EXERCISE AIM - Copy the records that follow exactly as written, but not their pictures.

— start of MATERIAL PROVIDED —

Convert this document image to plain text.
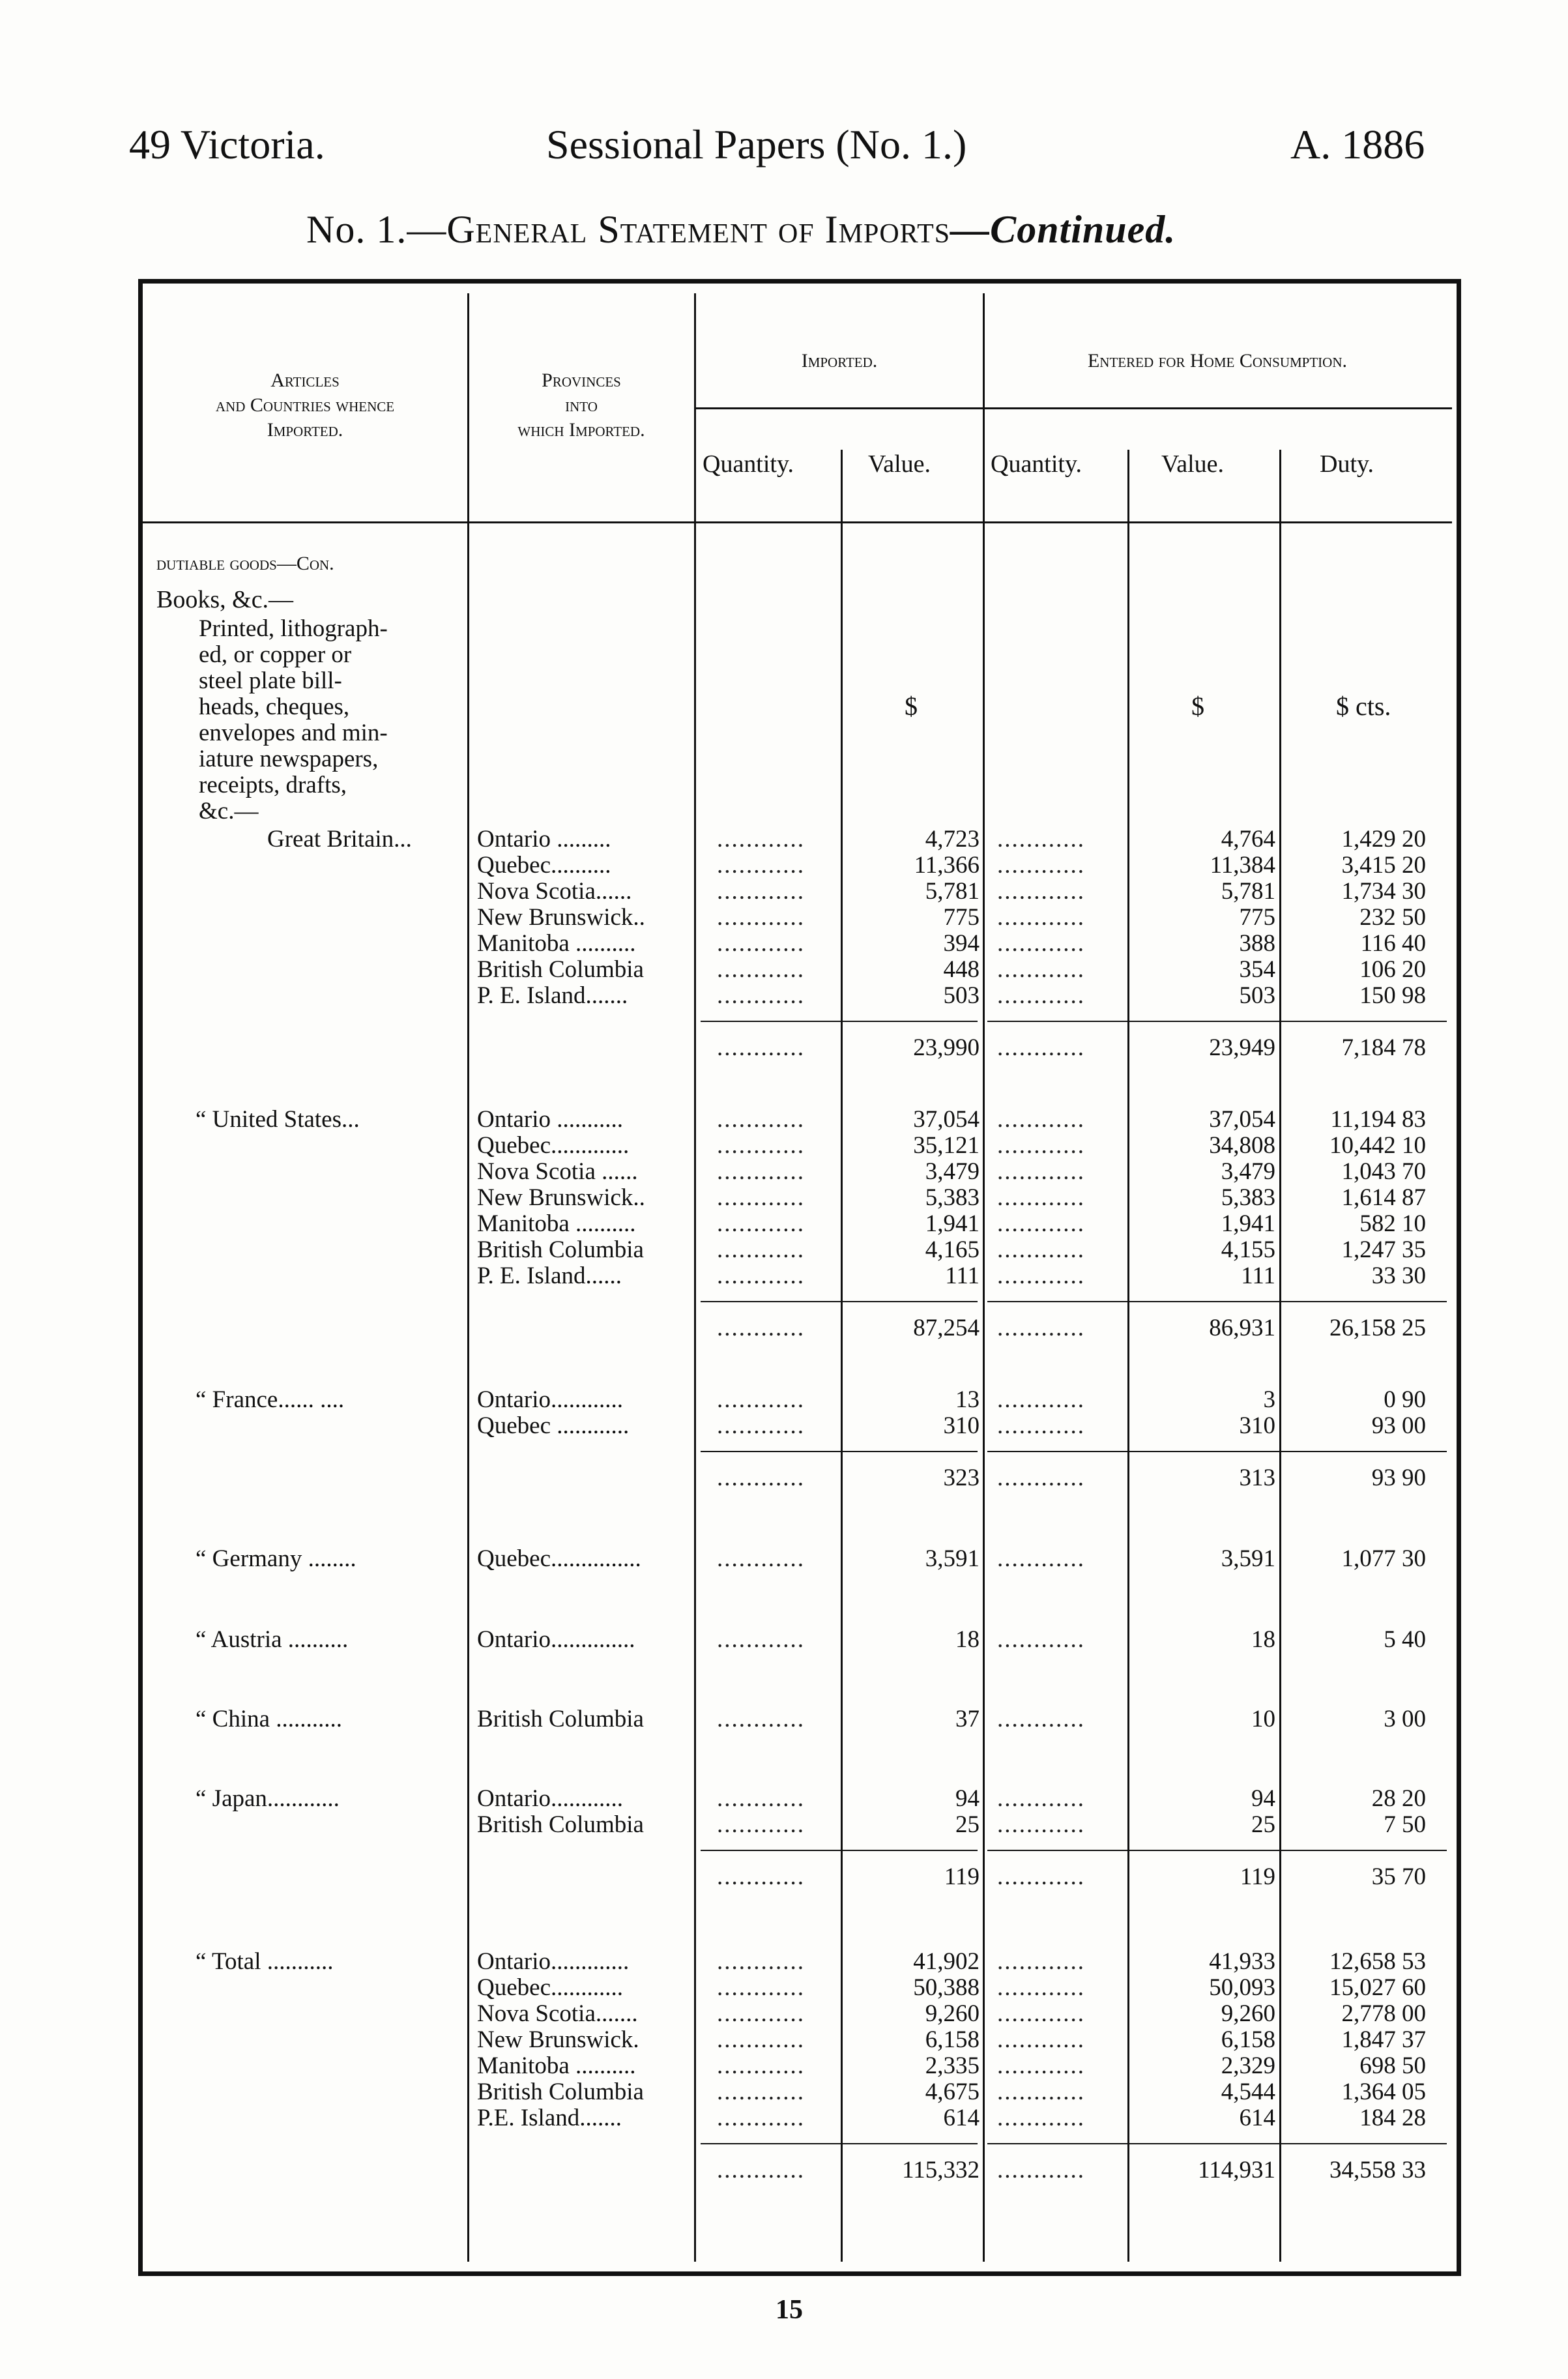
49 Victoria.	Sessional Papers (No. 1.)	A. 1886
No. 1.—General Statement of Imports—Continued.
Articles
and Countries whence
Imported.
Provinces
into
which Imported.
Imported.	Entered for Home Consumption.
Quantity.	Value. Quantity.	Value.	Duty.
dutiable goods—Con.
Books, &c.—
Printed, lithograph-
ed, or copper or
steel plate bill-
heads, cheques,
envelopes and min-
iature newspapers,
receipts, drafts,
&c.—
$	$	$ cts.
Great Britain...	Ontario .........	............	4,723 ............	4,764	1,429 20
Quebec..........	............	11,366 ............	11,384	3,415 20
Nova Scotia......	............	5,781 ............	5,781	1,734 30
New Brunswick..	............	775 ............	775	232 50
Manitoba ..........	............	394 ............	388	116 40
British Columbia	............	448 ............	354	106 20
P. E. Island.......	............	503 ............	503	150 98
............	23,990 ............	23,949	7,184 78
“ United States...	Ontario ...........	............	37,054 ............	37,054	11,194 83
Quebec.............	............	35,121 ............	34,808	10,442 10
Nova Scotia ......	............	3,479 ............	3,479	1,043 70
New Brunswick..	............	5,383 ............	5,383	1,614 87
Manitoba ..........	............	1,941 ............	1,941	582 10
British Columbia	............	4,165 ............	4,155	1,247 35
P. E. Island......	............	111 ............	111	33 30
............	87,254 ............	86,931	26,158 25
“ France...... ....	Ontario............	............	13 ............	3	0 90
Quebec ............	............	310 ............	310	93 00
............	323 ............	313	93 90
“ Germany ........	Quebec...............	............	3,591 ............	3,591	1,077 30
“ Austria ..........	Ontario..............	............	18 ............	18	5 40
“ China ...........	British Columbia	............	37 ............	10	3 00
“ Japan............	Ontario............	............	94 ............	94	28 20
British Columbia	............	25 ............	25	7 50
............	119 ............	119	35 70
“ Total ...........	Ontario.............	............	41,902 ............	41,933	12,658 53
Quebec............	............	50,388 ............	50,093	15,027 60
Nova Scotia.......	............	9,260 ............	9,260	2,778 00
New Brunswick.	............	6,158 ............	6,158	1,847 37
Manitoba ..........	............	2,335 ............	2,329	698 50
British Columbia	............	4,675 ............	4,544	1,364 05
P.E. Island.......	............	614 ............	614	184 28
............	115,332 ............	114,931	34,558 33
15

— end of MATERIAL PROVIDED —

OUTPUT OF THE EXERCISE -
Convert this document image to plain text.
49 Victoria.	Sessional Papers (No. 1.)	A. 1886
No. 1.—General Statement of Imports—Continued.
Articles
and Countries whence
Imported.
Provinces
into
which Imported.
Imported.	Entered for Home Consumption.
Quantity.	Value. Quantity.	Value.	Duty.
dutiable goods—Con.
Books, &c.—
Printed, lithograph-
ed, or copper or
steel plate bill-
heads, cheques,
envelopes and min-
iature newspapers,
receipts, drafts,
&c.—
$	$	$ cts.
Great Britain...	Ontario .........	............	4,723 ............	4,764	1,429 20
Quebec..........	............	11,366 ............	11,384	3,415 20
Nova Scotia......	............	5,781 ............	5,781	1,734 30
New Brunswick..	............	775 ............	775	232 50
Manitoba ..........	............	394 ............	388	116 40
British Columbia	............	448 ............	354	106 20
P. E. Island.......	............	503 ............	503	150 98
............	23,990 ............	23,949	7,184 78
“ United States...	Ontario ...........	............	37,054 ............	37,054	11,194 83
Quebec.............	............	35,121 ............	34,808	10,442 10
Nova Scotia ......	............	3,479 ............	3,479	1,043 70
New Brunswick..	............	5,383 ............	5,383	1,614 87
Manitoba ..........	............	1,941 ............	1,941	582 10
British Columbia	............	4,165 ............	4,155	1,247 35
P. E. Island......	............	111 ............	111	33 30
............	87,254 ............	86,931	26,158 25
“ France...... ....	Ontario............	............	13 ............	3	0 90
Quebec ............	............	310 ............	310	93 00
............	323 ............	313	93 90
“ Germany ........	Quebec...............	............	3,591 ............	3,591	1,077 30
“ Austria ..........	Ontario..............	............	18 ............	18	5 40
“ China ...........	British Columbia	............	37 ............	10	3 00
“ Japan............	Ontario............	............	94 ............	94	28 20
British Columbia	............	25 ............	25	7 50
............	119 ............	119	35 70
“ Total ...........	Ontario.............	............	41,902 ............	41,933	12,658 53
Quebec............	............	50,388 ............	50,093	15,027 60
Nova Scotia.......	............	9,260 ............	9,260	2,778 00
New Brunswick.	............	6,158 ............	6,158	1,847 37
Manitoba ..........	............	2,335 ............	2,329	698 50
British Columbia	............	4,675 ............	4,544	1,364 05
P.E. Island.......	............	614 ............	614	184 28
............	115,332 ............	114,931	34,558 33
15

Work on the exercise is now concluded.